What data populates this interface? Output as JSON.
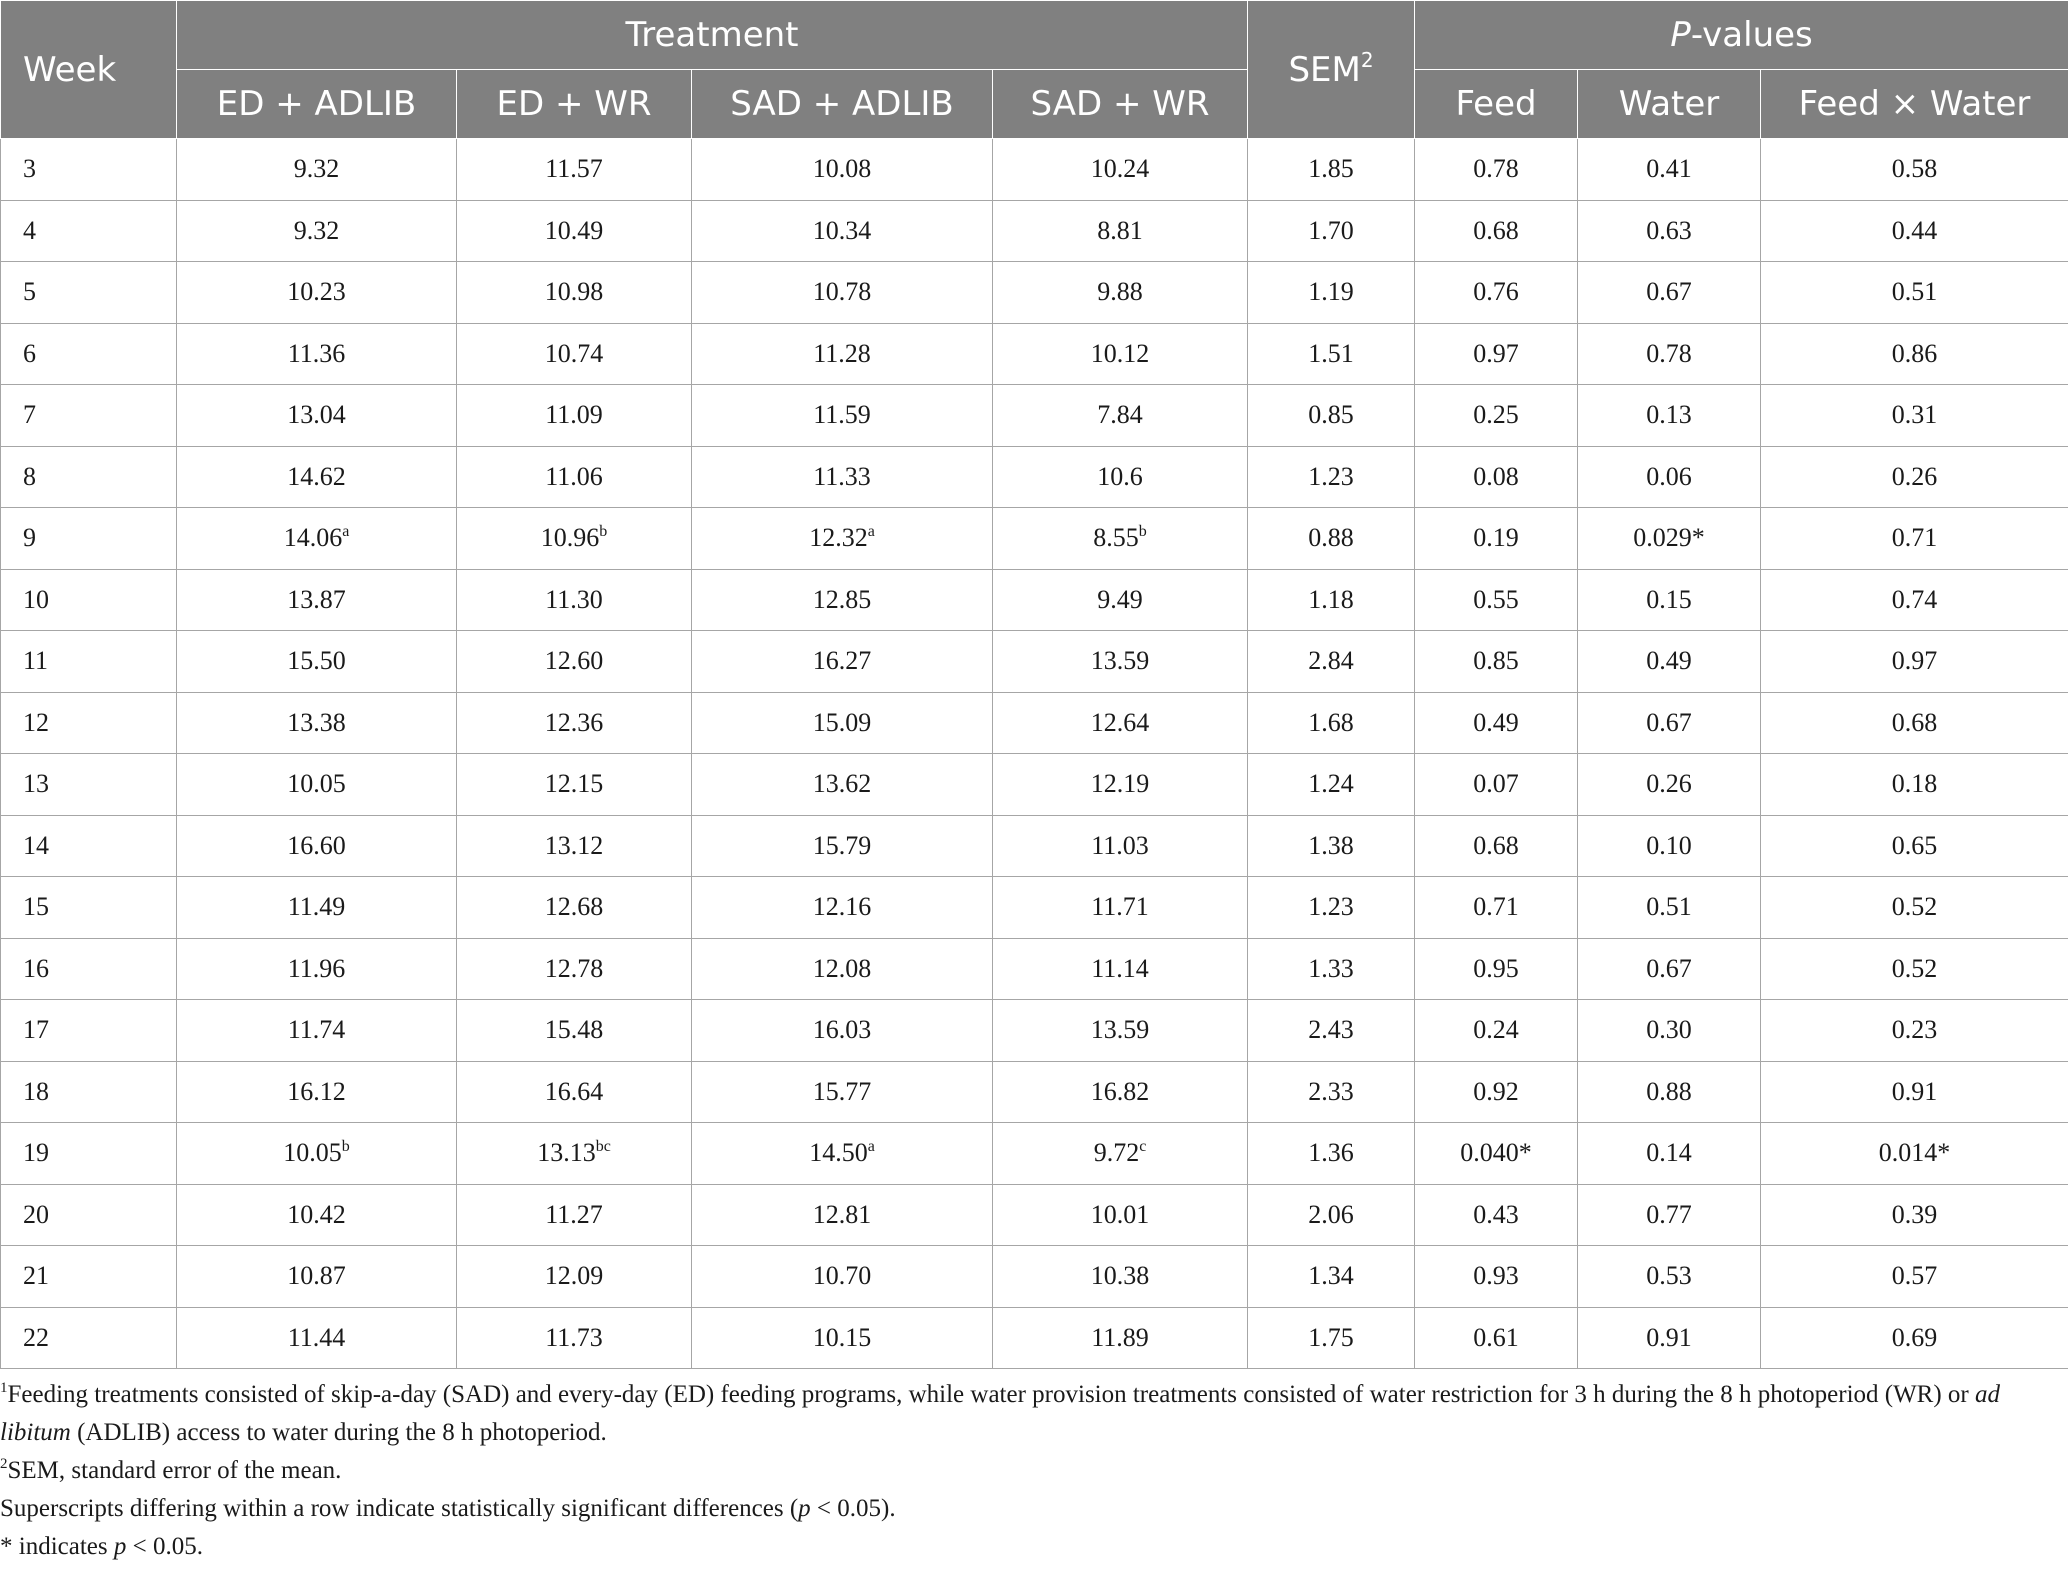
{
  "header": {
    "week": "Week",
    "treatment": "Treatment",
    "sem": "SEM",
    "sem_sup": "2",
    "pvalues_italic": "P",
    "pvalues_rest": "-values",
    "treatments": [
      "ED + ADLIB",
      "ED + WR",
      "SAD + ADLIB",
      "SAD + WR"
    ],
    "pcols": [
      "Feed",
      "Water",
      "Feed × Water"
    ]
  },
  "rows": [
    {
      "week": "3",
      "vals": [
        "9.32",
        "11.57",
        "10.08",
        "10.24"
      ],
      "sups": [
        "",
        "",
        "",
        ""
      ],
      "sem": "1.85",
      "p": [
        "0.78",
        "0.41",
        "0.58"
      ]
    },
    {
      "week": "4",
      "vals": [
        "9.32",
        "10.49",
        "10.34",
        "8.81"
      ],
      "sups": [
        "",
        "",
        "",
        ""
      ],
      "sem": "1.70",
      "p": [
        "0.68",
        "0.63",
        "0.44"
      ]
    },
    {
      "week": "5",
      "vals": [
        "10.23",
        "10.98",
        "10.78",
        "9.88"
      ],
      "sups": [
        "",
        "",
        "",
        ""
      ],
      "sem": "1.19",
      "p": [
        "0.76",
        "0.67",
        "0.51"
      ]
    },
    {
      "week": "6",
      "vals": [
        "11.36",
        "10.74",
        "11.28",
        "10.12"
      ],
      "sups": [
        "",
        "",
        "",
        ""
      ],
      "sem": "1.51",
      "p": [
        "0.97",
        "0.78",
        "0.86"
      ]
    },
    {
      "week": "7",
      "vals": [
        "13.04",
        "11.09",
        "11.59",
        "7.84"
      ],
      "sups": [
        "",
        "",
        "",
        ""
      ],
      "sem": "0.85",
      "p": [
        "0.25",
        "0.13",
        "0.31"
      ]
    },
    {
      "week": "8",
      "vals": [
        "14.62",
        "11.06",
        "11.33",
        "10.6"
      ],
      "sups": [
        "",
        "",
        "",
        ""
      ],
      "sem": "1.23",
      "p": [
        "0.08",
        "0.06",
        "0.26"
      ]
    },
    {
      "week": "9",
      "vals": [
        "14.06",
        "10.96",
        "12.32",
        "8.55"
      ],
      "sups": [
        "a",
        "b",
        "a",
        "b"
      ],
      "sem": "0.88",
      "p": [
        "0.19",
        "0.029*",
        "0.71"
      ]
    },
    {
      "week": "10",
      "vals": [
        "13.87",
        "11.30",
        "12.85",
        "9.49"
      ],
      "sups": [
        "",
        "",
        "",
        ""
      ],
      "sem": "1.18",
      "p": [
        "0.55",
        "0.15",
        "0.74"
      ]
    },
    {
      "week": "11",
      "vals": [
        "15.50",
        "12.60",
        "16.27",
        "13.59"
      ],
      "sups": [
        "",
        "",
        "",
        ""
      ],
      "sem": "2.84",
      "p": [
        "0.85",
        "0.49",
        "0.97"
      ]
    },
    {
      "week": "12",
      "vals": [
        "13.38",
        "12.36",
        "15.09",
        "12.64"
      ],
      "sups": [
        "",
        "",
        "",
        ""
      ],
      "sem": "1.68",
      "p": [
        "0.49",
        "0.67",
        "0.68"
      ]
    },
    {
      "week": "13",
      "vals": [
        "10.05",
        "12.15",
        "13.62",
        "12.19"
      ],
      "sups": [
        "",
        "",
        "",
        ""
      ],
      "sem": "1.24",
      "p": [
        "0.07",
        "0.26",
        "0.18"
      ]
    },
    {
      "week": "14",
      "vals": [
        "16.60",
        "13.12",
        "15.79",
        "11.03"
      ],
      "sups": [
        "",
        "",
        "",
        ""
      ],
      "sem": "1.38",
      "p": [
        "0.68",
        "0.10",
        "0.65"
      ]
    },
    {
      "week": "15",
      "vals": [
        "11.49",
        "12.68",
        "12.16",
        "11.71"
      ],
      "sups": [
        "",
        "",
        "",
        ""
      ],
      "sem": "1.23",
      "p": [
        "0.71",
        "0.51",
        "0.52"
      ]
    },
    {
      "week": "16",
      "vals": [
        "11.96",
        "12.78",
        "12.08",
        "11.14"
      ],
      "sups": [
        "",
        "",
        "",
        ""
      ],
      "sem": "1.33",
      "p": [
        "0.95",
        "0.67",
        "0.52"
      ]
    },
    {
      "week": "17",
      "vals": [
        "11.74",
        "15.48",
        "16.03",
        "13.59"
      ],
      "sups": [
        "",
        "",
        "",
        ""
      ],
      "sem": "2.43",
      "p": [
        "0.24",
        "0.30",
        "0.23"
      ]
    },
    {
      "week": "18",
      "vals": [
        "16.12",
        "16.64",
        "15.77",
        "16.82"
      ],
      "sups": [
        "",
        "",
        "",
        ""
      ],
      "sem": "2.33",
      "p": [
        "0.92",
        "0.88",
        "0.91"
      ]
    },
    {
      "week": "19",
      "vals": [
        "10.05",
        "13.13",
        "14.50",
        "9.72"
      ],
      "sups": [
        "b",
        "bc",
        "a",
        "c"
      ],
      "sem": "1.36",
      "p": [
        "0.040*",
        "0.14",
        "0.014*"
      ]
    },
    {
      "week": "20",
      "vals": [
        "10.42",
        "11.27",
        "12.81",
        "10.01"
      ],
      "sups": [
        "",
        "",
        "",
        ""
      ],
      "sem": "2.06",
      "p": [
        "0.43",
        "0.77",
        "0.39"
      ]
    },
    {
      "week": "21",
      "vals": [
        "10.87",
        "12.09",
        "10.70",
        "10.38"
      ],
      "sups": [
        "",
        "",
        "",
        ""
      ],
      "sem": "1.34",
      "p": [
        "0.93",
        "0.53",
        "0.57"
      ]
    },
    {
      "week": "22",
      "vals": [
        "11.44",
        "11.73",
        "10.15",
        "11.89"
      ],
      "sups": [
        "",
        "",
        "",
        ""
      ],
      "sem": "1.75",
      "p": [
        "0.61",
        "0.91",
        "0.69"
      ]
    }
  ],
  "notes": {
    "n1_sup": "1",
    "n1_a": "Feeding treatments consisted of skip-a-day (SAD) and every-day (ED) feeding programs, while water provision treatments consisted of water restriction for 3 h during the 8 h photoperiod (WR) or ",
    "n1_italic": "ad libitum",
    "n1_b": " (ADLIB) access to water during the 8 h photoperiod.",
    "n2_sup": "2",
    "n2": "SEM, standard error of the mean.",
    "n3_a": "Superscripts differing within a row indicate statistically significant differences (",
    "n3_italic": "p",
    "n3_b": " < 0.05).",
    "n4_a": "* indicates ",
    "n4_italic": "p",
    "n4_b": " < 0.05."
  }
}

- - -

■ EXERCISE AIM
Your task is to repeat the data above exactly while excluding the pictures.

■ ANSWER IN FULL
What data populates this interface? Output as JSON.
{
  "header": {
    "week": "Week",
    "treatment": "Treatment",
    "sem": "SEM",
    "sem_sup": "2",
    "pvalues_italic": "P",
    "pvalues_rest": "-values",
    "treatments": [
      "ED + ADLIB",
      "ED + WR",
      "SAD + ADLIB",
      "SAD + WR"
    ],
    "pcols": [
      "Feed",
      "Water",
      "Feed × Water"
    ]
  },
  "rows": [
    {
      "week": "3",
      "vals": [
        "9.32",
        "11.57",
        "10.08",
        "10.24"
      ],
      "sups": [
        "",
        "",
        "",
        ""
      ],
      "sem": "1.85",
      "p": [
        "0.78",
        "0.41",
        "0.58"
      ]
    },
    {
      "week": "4",
      "vals": [
        "9.32",
        "10.49",
        "10.34",
        "8.81"
      ],
      "sups": [
        "",
        "",
        "",
        ""
      ],
      "sem": "1.70",
      "p": [
        "0.68",
        "0.63",
        "0.44"
      ]
    },
    {
      "week": "5",
      "vals": [
        "10.23",
        "10.98",
        "10.78",
        "9.88"
      ],
      "sups": [
        "",
        "",
        "",
        ""
      ],
      "sem": "1.19",
      "p": [
        "0.76",
        "0.67",
        "0.51"
      ]
    },
    {
      "week": "6",
      "vals": [
        "11.36",
        "10.74",
        "11.28",
        "10.12"
      ],
      "sups": [
        "",
        "",
        "",
        ""
      ],
      "sem": "1.51",
      "p": [
        "0.97",
        "0.78",
        "0.86"
      ]
    },
    {
      "week": "7",
      "vals": [
        "13.04",
        "11.09",
        "11.59",
        "7.84"
      ],
      "sups": [
        "",
        "",
        "",
        ""
      ],
      "sem": "0.85",
      "p": [
        "0.25",
        "0.13",
        "0.31"
      ]
    },
    {
      "week": "8",
      "vals": [
        "14.62",
        "11.06",
        "11.33",
        "10.6"
      ],
      "sups": [
        "",
        "",
        "",
        ""
      ],
      "sem": "1.23",
      "p": [
        "0.08",
        "0.06",
        "0.26"
      ]
    },
    {
      "week": "9",
      "vals": [
        "14.06",
        "10.96",
        "12.32",
        "8.55"
      ],
      "sups": [
        "a",
        "b",
        "a",
        "b"
      ],
      "sem": "0.88",
      "p": [
        "0.19",
        "0.029*",
        "0.71"
      ]
    },
    {
      "week": "10",
      "vals": [
        "13.87",
        "11.30",
        "12.85",
        "9.49"
      ],
      "sups": [
        "",
        "",
        "",
        ""
      ],
      "sem": "1.18",
      "p": [
        "0.55",
        "0.15",
        "0.74"
      ]
    },
    {
      "week": "11",
      "vals": [
        "15.50",
        "12.60",
        "16.27",
        "13.59"
      ],
      "sups": [
        "",
        "",
        "",
        ""
      ],
      "sem": "2.84",
      "p": [
        "0.85",
        "0.49",
        "0.97"
      ]
    },
    {
      "week": "12",
      "vals": [
        "13.38",
        "12.36",
        "15.09",
        "12.64"
      ],
      "sups": [
        "",
        "",
        "",
        ""
      ],
      "sem": "1.68",
      "p": [
        "0.49",
        "0.67",
        "0.68"
      ]
    },
    {
      "week": "13",
      "vals": [
        "10.05",
        "12.15",
        "13.62",
        "12.19"
      ],
      "sups": [
        "",
        "",
        "",
        ""
      ],
      "sem": "1.24",
      "p": [
        "0.07",
        "0.26",
        "0.18"
      ]
    },
    {
      "week": "14",
      "vals": [
        "16.60",
        "13.12",
        "15.79",
        "11.03"
      ],
      "sups": [
        "",
        "",
        "",
        ""
      ],
      "sem": "1.38",
      "p": [
        "0.68",
        "0.10",
        "0.65"
      ]
    },
    {
      "week": "15",
      "vals": [
        "11.49",
        "12.68",
        "12.16",
        "11.71"
      ],
      "sups": [
        "",
        "",
        "",
        ""
      ],
      "sem": "1.23",
      "p": [
        "0.71",
        "0.51",
        "0.52"
      ]
    },
    {
      "week": "16",
      "vals": [
        "11.96",
        "12.78",
        "12.08",
        "11.14"
      ],
      "sups": [
        "",
        "",
        "",
        ""
      ],
      "sem": "1.33",
      "p": [
        "0.95",
        "0.67",
        "0.52"
      ]
    },
    {
      "week": "17",
      "vals": [
        "11.74",
        "15.48",
        "16.03",
        "13.59"
      ],
      "sups": [
        "",
        "",
        "",
        ""
      ],
      "sem": "2.43",
      "p": [
        "0.24",
        "0.30",
        "0.23"
      ]
    },
    {
      "week": "18",
      "vals": [
        "16.12",
        "16.64",
        "15.77",
        "16.82"
      ],
      "sups": [
        "",
        "",
        "",
        ""
      ],
      "sem": "2.33",
      "p": [
        "0.92",
        "0.88",
        "0.91"
      ]
    },
    {
      "week": "19",
      "vals": [
        "10.05",
        "13.13",
        "14.50",
        "9.72"
      ],
      "sups": [
        "b",
        "bc",
        "a",
        "c"
      ],
      "sem": "1.36",
      "p": [
        "0.040*",
        "0.14",
        "0.014*"
      ]
    },
    {
      "week": "20",
      "vals": [
        "10.42",
        "11.27",
        "12.81",
        "10.01"
      ],
      "sups": [
        "",
        "",
        "",
        ""
      ],
      "sem": "2.06",
      "p": [
        "0.43",
        "0.77",
        "0.39"
      ]
    },
    {
      "week": "21",
      "vals": [
        "10.87",
        "12.09",
        "10.70",
        "10.38"
      ],
      "sups": [
        "",
        "",
        "",
        ""
      ],
      "sem": "1.34",
      "p": [
        "0.93",
        "0.53",
        "0.57"
      ]
    },
    {
      "week": "22",
      "vals": [
        "11.44",
        "11.73",
        "10.15",
        "11.89"
      ],
      "sups": [
        "",
        "",
        "",
        ""
      ],
      "sem": "1.75",
      "p": [
        "0.61",
        "0.91",
        "0.69"
      ]
    }
  ],
  "notes": {
    "n1_sup": "1",
    "n1_a": "Feeding treatments consisted of skip-a-day (SAD) and every-day (ED) feeding programs, while water provision treatments consisted of water restriction for 3 h during the 8 h photoperiod (WR) or ",
    "n1_italic": "ad libitum",
    "n1_b": " (ADLIB) access to water during the 8 h photoperiod.",
    "n2_sup": "2",
    "n2": "SEM, standard error of the mean.",
    "n3_a": "Superscripts differing within a row indicate statistically significant differences (",
    "n3_italic": "p",
    "n3_b": " < 0.05).",
    "n4_a": "* indicates ",
    "n4_italic": "p",
    "n4_b": " < 0.05."
  }
}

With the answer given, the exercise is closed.